▶ _SET EXERCISE_
Reproduce the listing below verbatim.
#### RECORDED DATA
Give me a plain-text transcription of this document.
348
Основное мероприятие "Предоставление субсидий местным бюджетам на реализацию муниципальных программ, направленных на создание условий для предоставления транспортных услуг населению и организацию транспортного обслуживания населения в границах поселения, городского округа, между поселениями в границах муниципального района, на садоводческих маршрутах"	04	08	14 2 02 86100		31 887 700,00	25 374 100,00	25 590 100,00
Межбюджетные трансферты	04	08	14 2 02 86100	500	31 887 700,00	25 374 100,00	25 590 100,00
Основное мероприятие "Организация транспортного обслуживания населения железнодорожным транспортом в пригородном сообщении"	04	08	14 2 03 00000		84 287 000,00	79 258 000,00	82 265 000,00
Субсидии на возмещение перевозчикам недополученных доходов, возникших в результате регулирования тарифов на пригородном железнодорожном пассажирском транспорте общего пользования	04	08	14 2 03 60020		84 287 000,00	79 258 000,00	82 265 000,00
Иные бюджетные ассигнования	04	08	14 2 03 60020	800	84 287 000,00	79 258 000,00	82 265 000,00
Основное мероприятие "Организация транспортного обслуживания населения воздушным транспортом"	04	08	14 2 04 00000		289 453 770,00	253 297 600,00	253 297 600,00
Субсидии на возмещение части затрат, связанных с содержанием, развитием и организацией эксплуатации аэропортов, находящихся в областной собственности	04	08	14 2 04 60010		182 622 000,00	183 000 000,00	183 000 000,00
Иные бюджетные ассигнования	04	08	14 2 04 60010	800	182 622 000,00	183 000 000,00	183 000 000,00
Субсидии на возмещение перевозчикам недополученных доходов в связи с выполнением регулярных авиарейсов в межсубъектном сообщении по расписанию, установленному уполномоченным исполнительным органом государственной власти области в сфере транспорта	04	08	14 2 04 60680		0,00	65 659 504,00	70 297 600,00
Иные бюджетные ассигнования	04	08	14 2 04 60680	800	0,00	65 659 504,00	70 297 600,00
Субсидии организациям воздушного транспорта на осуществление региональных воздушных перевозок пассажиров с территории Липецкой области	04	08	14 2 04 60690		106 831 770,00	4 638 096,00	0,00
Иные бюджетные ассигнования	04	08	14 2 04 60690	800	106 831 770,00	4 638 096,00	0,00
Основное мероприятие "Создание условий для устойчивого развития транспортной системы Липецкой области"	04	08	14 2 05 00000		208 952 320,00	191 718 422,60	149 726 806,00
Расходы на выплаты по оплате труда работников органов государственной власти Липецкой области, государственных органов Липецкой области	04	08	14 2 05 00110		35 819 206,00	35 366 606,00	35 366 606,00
########
▶ _TASK ANSWER_
Give me a plain-text transcription of this document.
348
Основное мероприятие "Предоставление субсидий местным бюджетам на реализацию муниципальных программ, направленных на создание условий для предоставления транспортных услуг населению и организацию транспортного обслуживания населения в границах поселения, городского округа, между поселениями в границах муниципального района, на садоводческих маршрутах"	04	08	14 2 02 86100		31 887 700,00	25 374 100,00	25 590 100,00
Межбюджетные трансферты	04	08	14 2 02 86100	500	31 887 700,00	25 374 100,00	25 590 100,00
Основное мероприятие "Организация транспортного обслуживания населения железнодорожным транспортом в пригородном сообщении"	04	08	14 2 03 00000		84 287 000,00	79 258 000,00	82 265 000,00
Субсидии на возмещение перевозчикам недополученных доходов, возникших в результате регулирования тарифов на пригородном железнодорожном пассажирском транспорте общего пользования	04	08	14 2 03 60020		84 287 000,00	79 258 000,00	82 265 000,00
Иные бюджетные ассигнования	04	08	14 2 03 60020	800	84 287 000,00	79 258 000,00	82 265 000,00
Основное мероприятие "Организация транспортного обслуживания населения воздушным транспортом"	04	08	14 2 04 00000		289 453 770,00	253 297 600,00	253 297 600,00
Субсидии на возмещение части затрат, связанных с содержанием, развитием и организацией эксплуатации аэропортов, находящихся в областной собственности	04	08	14 2 04 60010		182 622 000,00	183 000 000,00	183 000 000,00
Иные бюджетные ассигнования	04	08	14 2 04 60010	800	182 622 000,00	183 000 000,00	183 000 000,00
Субсидии на возмещение перевозчикам недополученных доходов в связи с выполнением регулярных авиарейсов в межсубъектном сообщении по расписанию, установленному уполномоченным исполнительным органом государственной власти области в сфере транспорта	04	08	14 2 04 60680		0,00	65 659 504,00	70 297 600,00
Иные бюджетные ассигнования	04	08	14 2 04 60680	800	0,00	65 659 504,00	70 297 600,00
Субсидии организациям воздушного транспорта на осуществление региональных воздушных перевозок пассажиров с территории Липецкой области	04	08	14 2 04 60690		106 831 770,00	4 638 096,00	0,00
Иные бюджетные ассигнования	04	08	14 2 04 60690	800	106 831 770,00	4 638 096,00	0,00
Основное мероприятие "Создание условий для устойчивого развития транспортной системы Липецкой области"	04	08	14 2 05 00000		208 952 320,00	191 718 422,60	149 726 806,00
Расходы на выплаты по оплате труда работников органов государственной власти Липецкой области, государственных органов Липецкой области	04	08	14 2 05 00110		35 819 206,00	35 366 606,00	35 366 606,00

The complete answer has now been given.